What the task asks:
Rewrite all the items with every "text-line" changed to "body-line" and everything else unchanged. Omit the pictures from your answer.

Available data:

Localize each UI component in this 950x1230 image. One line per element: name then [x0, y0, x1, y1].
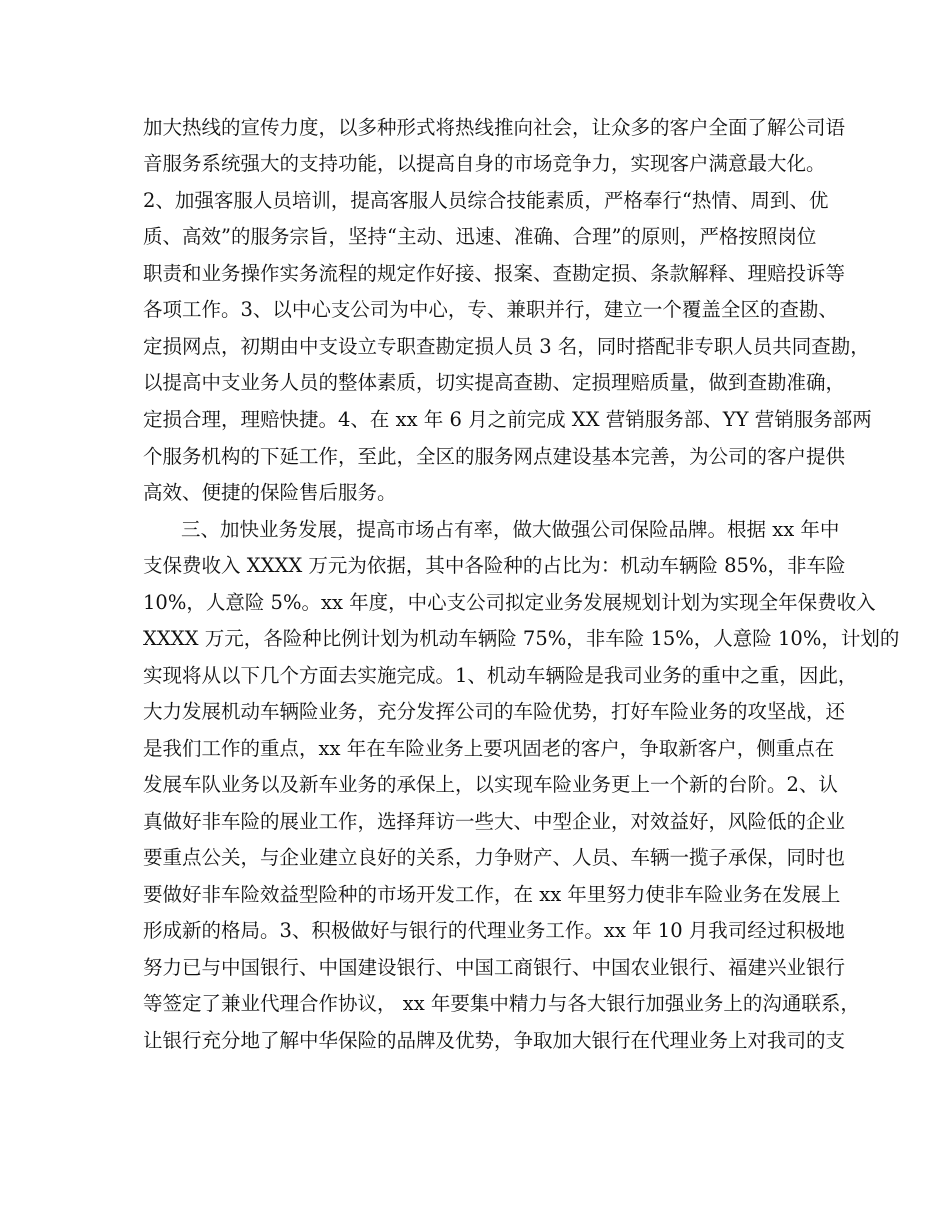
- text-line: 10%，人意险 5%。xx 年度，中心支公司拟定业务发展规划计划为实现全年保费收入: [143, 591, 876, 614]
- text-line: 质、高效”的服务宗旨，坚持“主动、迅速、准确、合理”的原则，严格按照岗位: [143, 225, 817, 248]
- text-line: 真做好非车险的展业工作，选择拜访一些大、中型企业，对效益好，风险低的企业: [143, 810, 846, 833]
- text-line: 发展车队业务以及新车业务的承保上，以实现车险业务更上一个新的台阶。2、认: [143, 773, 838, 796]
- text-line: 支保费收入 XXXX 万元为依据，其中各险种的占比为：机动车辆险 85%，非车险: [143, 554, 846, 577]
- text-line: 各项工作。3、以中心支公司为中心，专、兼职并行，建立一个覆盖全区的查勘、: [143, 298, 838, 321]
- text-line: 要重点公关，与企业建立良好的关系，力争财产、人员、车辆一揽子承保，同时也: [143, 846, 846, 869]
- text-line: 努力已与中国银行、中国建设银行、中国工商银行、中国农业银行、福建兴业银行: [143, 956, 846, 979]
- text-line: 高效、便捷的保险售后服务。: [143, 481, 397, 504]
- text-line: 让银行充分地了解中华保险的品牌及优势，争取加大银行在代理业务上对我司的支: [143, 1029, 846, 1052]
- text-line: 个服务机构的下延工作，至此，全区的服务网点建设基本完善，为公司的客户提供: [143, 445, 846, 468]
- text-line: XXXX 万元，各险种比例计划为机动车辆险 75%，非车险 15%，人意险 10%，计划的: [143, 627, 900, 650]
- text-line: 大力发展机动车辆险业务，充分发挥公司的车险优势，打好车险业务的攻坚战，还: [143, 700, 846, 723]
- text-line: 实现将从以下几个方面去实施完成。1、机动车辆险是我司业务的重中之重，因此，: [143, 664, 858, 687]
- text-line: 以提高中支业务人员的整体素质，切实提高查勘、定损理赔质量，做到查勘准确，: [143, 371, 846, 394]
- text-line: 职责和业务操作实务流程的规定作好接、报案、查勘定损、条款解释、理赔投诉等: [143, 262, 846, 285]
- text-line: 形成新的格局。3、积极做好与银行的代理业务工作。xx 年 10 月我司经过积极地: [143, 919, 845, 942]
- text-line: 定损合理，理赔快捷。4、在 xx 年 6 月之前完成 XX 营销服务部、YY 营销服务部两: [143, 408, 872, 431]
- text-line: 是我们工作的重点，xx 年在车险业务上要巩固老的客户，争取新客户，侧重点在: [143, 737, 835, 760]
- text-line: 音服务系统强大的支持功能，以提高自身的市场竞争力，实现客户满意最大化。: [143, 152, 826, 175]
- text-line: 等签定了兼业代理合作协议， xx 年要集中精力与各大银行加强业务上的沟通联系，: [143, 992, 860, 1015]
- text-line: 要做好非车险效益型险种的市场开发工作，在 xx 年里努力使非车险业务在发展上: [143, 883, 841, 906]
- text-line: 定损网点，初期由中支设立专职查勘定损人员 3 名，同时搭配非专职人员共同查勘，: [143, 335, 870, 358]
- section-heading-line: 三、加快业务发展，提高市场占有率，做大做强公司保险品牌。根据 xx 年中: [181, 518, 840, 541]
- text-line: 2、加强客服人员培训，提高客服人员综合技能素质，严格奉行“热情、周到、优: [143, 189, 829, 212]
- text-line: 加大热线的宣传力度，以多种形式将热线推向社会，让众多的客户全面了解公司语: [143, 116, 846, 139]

Written response:
Localize each UI component in this 950x1230 image. One line per element: name then [x0, y0, x1, y1].
- body-line: 10%，人意险 5%。xx 年度，中心支公司拟定业务发展规划计划为实现全年保费收入: [143, 591, 876, 614]
- body-line: 质、高效”的服务宗旨，坚持“主动、迅速、准确、合理”的原则，严格按照岗位: [143, 225, 817, 248]
- body-line: 真做好非车险的展业工作，选择拜访一些大、中型企业，对效益好，风险低的企业: [143, 810, 846, 833]
- body-line: 发展车队业务以及新车业务的承保上，以实现车险业务更上一个新的台阶。2、认: [143, 773, 838, 796]
- body-line: 支保费收入 XXXX 万元为依据，其中各险种的占比为：机动车辆险 85%，非车险: [143, 554, 846, 577]
- body-line: 各项工作。3、以中心支公司为中心，专、兼职并行，建立一个覆盖全区的查勘、: [143, 298, 838, 321]
- body-line: 要重点公关，与企业建立良好的关系，力争财产、人员、车辆一揽子承保，同时也: [143, 846, 846, 869]
- body-line: 努力已与中国银行、中国建设银行、中国工商银行、中国农业银行、福建兴业银行: [143, 956, 846, 979]
- body-line: 高效、便捷的保险售后服务。: [143, 481, 397, 504]
- body-line: 让银行充分地了解中华保险的品牌及优势，争取加大银行在代理业务上对我司的支: [143, 1029, 846, 1052]
- body-line: 个服务机构的下延工作，至此，全区的服务网点建设基本完善，为公司的客户提供: [143, 445, 846, 468]
- body-line: XXXX 万元，各险种比例计划为机动车辆险 75%，非车险 15%，人意险 10%，计划的: [143, 627, 900, 650]
- body-line: 大力发展机动车辆险业务，充分发挥公司的车险优势，打好车险业务的攻坚战，还: [143, 700, 846, 723]
- body-line: 实现将从以下几个方面去实施完成。1、机动车辆险是我司业务的重中之重，因此，: [143, 664, 858, 687]
- body-line: 以提高中支业务人员的整体素质，切实提高查勘、定损理赔质量，做到查勘准确，: [143, 371, 846, 394]
- body-line: 职责和业务操作实务流程的规定作好接、报案、查勘定损、条款解释、理赔投诉等: [143, 262, 846, 285]
- body-line: 形成新的格局。3、积极做好与银行的代理业务工作。xx 年 10 月我司经过积极地: [143, 919, 845, 942]
- body-line: 定损合理，理赔快捷。4、在 xx 年 6 月之前完成 XX 营销服务部、YY 营销服务部两: [143, 408, 872, 431]
- body-line: 是我们工作的重点，xx 年在车险业务上要巩固老的客户，争取新客户，侧重点在: [143, 737, 835, 760]
- body-line: 音服务系统强大的支持功能，以提高自身的市场竞争力，实现客户满意最大化。: [143, 152, 826, 175]
- body-line: 等签定了兼业代理合作协议， xx 年要集中精力与各大银行加强业务上的沟通联系，: [143, 992, 860, 1015]
- body-line: 要做好非车险效益型险种的市场开发工作，在 xx 年里努力使非车险业务在发展上: [143, 883, 841, 906]
- body-line: 定损网点，初期由中支设立专职查勘定损人员 3 名，同时搭配非专职人员共同查勘，: [143, 335, 870, 358]
- section-heading-line: 三、加快业务发展，提高市场占有率，做大做强公司保险品牌。根据 xx 年中: [181, 518, 840, 541]
- body-line: 2、加强客服人员培训，提高客服人员综合技能素质，严格奉行“热情、周到、优: [143, 189, 829, 212]
- body-line: 加大热线的宣传力度，以多种形式将热线推向社会，让众多的客户全面了解公司语: [143, 116, 846, 139]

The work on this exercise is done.